[START Dataset records]
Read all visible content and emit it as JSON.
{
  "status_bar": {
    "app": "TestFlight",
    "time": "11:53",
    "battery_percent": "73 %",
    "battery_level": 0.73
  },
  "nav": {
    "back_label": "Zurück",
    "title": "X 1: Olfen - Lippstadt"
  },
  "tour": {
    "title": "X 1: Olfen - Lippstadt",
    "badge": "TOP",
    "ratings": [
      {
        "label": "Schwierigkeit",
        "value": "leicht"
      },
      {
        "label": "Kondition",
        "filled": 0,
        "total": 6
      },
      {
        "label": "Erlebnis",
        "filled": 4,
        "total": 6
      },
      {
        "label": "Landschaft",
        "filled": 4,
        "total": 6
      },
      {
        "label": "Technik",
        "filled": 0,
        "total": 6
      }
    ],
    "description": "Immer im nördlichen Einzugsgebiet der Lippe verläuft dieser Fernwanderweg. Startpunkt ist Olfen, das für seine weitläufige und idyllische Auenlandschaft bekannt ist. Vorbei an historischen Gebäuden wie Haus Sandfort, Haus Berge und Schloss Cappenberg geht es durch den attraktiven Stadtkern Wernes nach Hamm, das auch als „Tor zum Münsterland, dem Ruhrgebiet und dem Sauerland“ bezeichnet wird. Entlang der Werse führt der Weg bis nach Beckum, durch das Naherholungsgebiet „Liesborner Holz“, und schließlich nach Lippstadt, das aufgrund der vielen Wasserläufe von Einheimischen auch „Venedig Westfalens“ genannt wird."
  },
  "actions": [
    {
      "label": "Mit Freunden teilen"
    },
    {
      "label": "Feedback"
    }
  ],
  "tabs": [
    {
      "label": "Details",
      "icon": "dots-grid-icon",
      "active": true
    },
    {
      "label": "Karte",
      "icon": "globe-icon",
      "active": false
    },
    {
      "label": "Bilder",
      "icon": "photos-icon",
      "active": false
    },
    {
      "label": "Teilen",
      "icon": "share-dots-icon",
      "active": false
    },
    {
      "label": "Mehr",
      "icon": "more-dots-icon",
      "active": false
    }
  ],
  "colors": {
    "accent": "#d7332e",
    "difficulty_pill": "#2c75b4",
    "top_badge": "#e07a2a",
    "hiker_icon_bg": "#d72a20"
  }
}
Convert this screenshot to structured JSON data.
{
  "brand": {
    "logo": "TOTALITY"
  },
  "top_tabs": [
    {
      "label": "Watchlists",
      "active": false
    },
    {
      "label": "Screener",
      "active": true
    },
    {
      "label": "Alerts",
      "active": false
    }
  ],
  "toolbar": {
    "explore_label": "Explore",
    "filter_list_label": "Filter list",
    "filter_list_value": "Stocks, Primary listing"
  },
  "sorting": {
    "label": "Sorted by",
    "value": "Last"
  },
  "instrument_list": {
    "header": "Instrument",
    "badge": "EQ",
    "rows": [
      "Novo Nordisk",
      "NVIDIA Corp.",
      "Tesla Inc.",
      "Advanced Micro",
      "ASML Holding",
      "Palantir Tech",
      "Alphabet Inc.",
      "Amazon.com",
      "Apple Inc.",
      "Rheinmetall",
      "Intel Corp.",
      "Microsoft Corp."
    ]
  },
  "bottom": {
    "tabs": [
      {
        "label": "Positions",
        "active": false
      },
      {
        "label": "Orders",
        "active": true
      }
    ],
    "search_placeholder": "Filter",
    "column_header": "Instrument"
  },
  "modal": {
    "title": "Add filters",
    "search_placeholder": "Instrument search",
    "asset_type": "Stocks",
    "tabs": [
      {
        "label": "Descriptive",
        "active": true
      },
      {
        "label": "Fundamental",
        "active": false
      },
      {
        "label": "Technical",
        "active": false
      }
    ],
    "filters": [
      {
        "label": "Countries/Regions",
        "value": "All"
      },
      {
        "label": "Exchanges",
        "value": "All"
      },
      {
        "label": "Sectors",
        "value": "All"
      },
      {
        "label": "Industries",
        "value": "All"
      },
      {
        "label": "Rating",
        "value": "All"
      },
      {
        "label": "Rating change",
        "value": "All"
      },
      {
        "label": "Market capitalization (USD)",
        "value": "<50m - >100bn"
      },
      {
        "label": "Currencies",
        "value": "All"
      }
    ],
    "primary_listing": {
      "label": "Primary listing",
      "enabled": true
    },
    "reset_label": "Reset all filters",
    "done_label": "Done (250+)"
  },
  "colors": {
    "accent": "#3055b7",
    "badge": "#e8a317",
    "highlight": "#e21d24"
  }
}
[END Dataset records]
Output all of the data again, exactly.

Result of the exercise -
Read all visible content and emit it as JSON.
{
  "status_bar": {
    "app": "TestFlight",
    "time": "11:53",
    "battery_percent": "73 %",
    "battery_level": 0.73
  },
  "nav": {
    "back_label": "Zurück",
    "title": "X 1: Olfen - Lippstadt"
  },
  "tour": {
    "title": "X 1: Olfen - Lippstadt",
    "badge": "TOP",
    "ratings": [
      {
        "label": "Schwierigkeit",
        "value": "leicht"
      },
      {
        "label": "Kondition",
        "filled": 0,
        "total": 6
      },
      {
        "label": "Erlebnis",
        "filled": 4,
        "total": 6
      },
      {
        "label": "Landschaft",
        "filled": 4,
        "total": 6
      },
      {
        "label": "Technik",
        "filled": 0,
        "total": 6
      }
    ],
    "description": "Immer im nördlichen Einzugsgebiet der Lippe verläuft dieser Fernwanderweg. Startpunkt ist Olfen, das für seine weitläufige und idyllische Auenlandschaft bekannt ist. Vorbei an historischen Gebäuden wie Haus Sandfort, Haus Berge und Schloss Cappenberg geht es durch den attraktiven Stadtkern Wernes nach Hamm, das auch als „Tor zum Münsterland, dem Ruhrgebiet und dem Sauerland“ bezeichnet wird. Entlang der Werse führt der Weg bis nach Beckum, durch das Naherholungsgebiet „Liesborner Holz“, und schließlich nach Lippstadt, das aufgrund der vielen Wasserläufe von Einheimischen auch „Venedig Westfalens“ genannt wird."
  },
  "actions": [
    {
      "label": "Mit Freunden teilen"
    },
    {
      "label": "Feedback"
    }
  ],
  "tabs": [
    {
      "label": "Details",
      "icon": "dots-grid-icon",
      "active": true
    },
    {
      "label": "Karte",
      "icon": "globe-icon",
      "active": false
    },
    {
      "label": "Bilder",
      "icon": "photos-icon",
      "active": false
    },
    {
      "label": "Teilen",
      "icon": "share-dots-icon",
      "active": false
    },
    {
      "label": "Mehr",
      "icon": "more-dots-icon",
      "active": false
    }
  ],
  "colors": {
    "accent": "#d7332e",
    "difficulty_pill": "#2c75b4",
    "top_badge": "#e07a2a",
    "hiker_icon_bg": "#d72a20"
  }
}
Convert this screenshot to structured JSON data.
{
  "brand": {
    "logo": "TOTALITY"
  },
  "top_tabs": [
    {
      "label": "Watchlists",
      "active": false
    },
    {
      "label": "Screener",
      "active": true
    },
    {
      "label": "Alerts",
      "active": false
    }
  ],
  "toolbar": {
    "explore_label": "Explore",
    "filter_list_label": "Filter list",
    "filter_list_value": "Stocks, Primary listing"
  },
  "sorting": {
    "label": "Sorted by",
    "value": "Last"
  },
  "instrument_list": {
    "header": "Instrument",
    "badge": "EQ",
    "rows": [
      "Novo Nordisk",
      "NVIDIA Corp.",
      "Tesla Inc.",
      "Advanced Micro",
      "ASML Holding",
      "Palantir Tech",
      "Alphabet Inc.",
      "Amazon.com",
      "Apple Inc.",
      "Rheinmetall",
      "Intel Corp.",
      "Microsoft Corp."
    ]
  },
  "bottom": {
    "tabs": [
      {
        "label": "Positions",
        "active": false
      },
      {
        "label": "Orders",
        "active": true
      }
    ],
    "search_placeholder": "Filter",
    "column_header": "Instrument"
  },
  "modal": {
    "title": "Add filters",
    "search_placeholder": "Instrument search",
    "asset_type": "Stocks",
    "tabs": [
      {
        "label": "Descriptive",
        "active": true
      },
      {
        "label": "Fundamental",
        "active": false
      },
      {
        "label": "Technical",
        "active": false
      }
    ],
    "filters": [
      {
        "label": "Countries/Regions",
        "value": "All"
      },
      {
        "label": "Exchanges",
        "value": "All"
      },
      {
        "label": "Sectors",
        "value": "All"
      },
      {
        "label": "Industries",
        "value": "All"
      },
      {
        "label": "Rating",
        "value": "All"
      },
      {
        "label": "Rating change",
        "value": "All"
      },
      {
        "label": "Market capitalization (USD)",
        "value": "<50m - >100bn"
      },
      {
        "label": "Currencies",
        "value": "All"
      }
    ],
    "primary_listing": {
      "label": "Primary listing",
      "enabled": true
    },
    "reset_label": "Reset all filters",
    "done_label": "Done (250+)"
  },
  "colors": {
    "accent": "#3055b7",
    "badge": "#e8a317",
    "highlight": "#e21d24"
  }
}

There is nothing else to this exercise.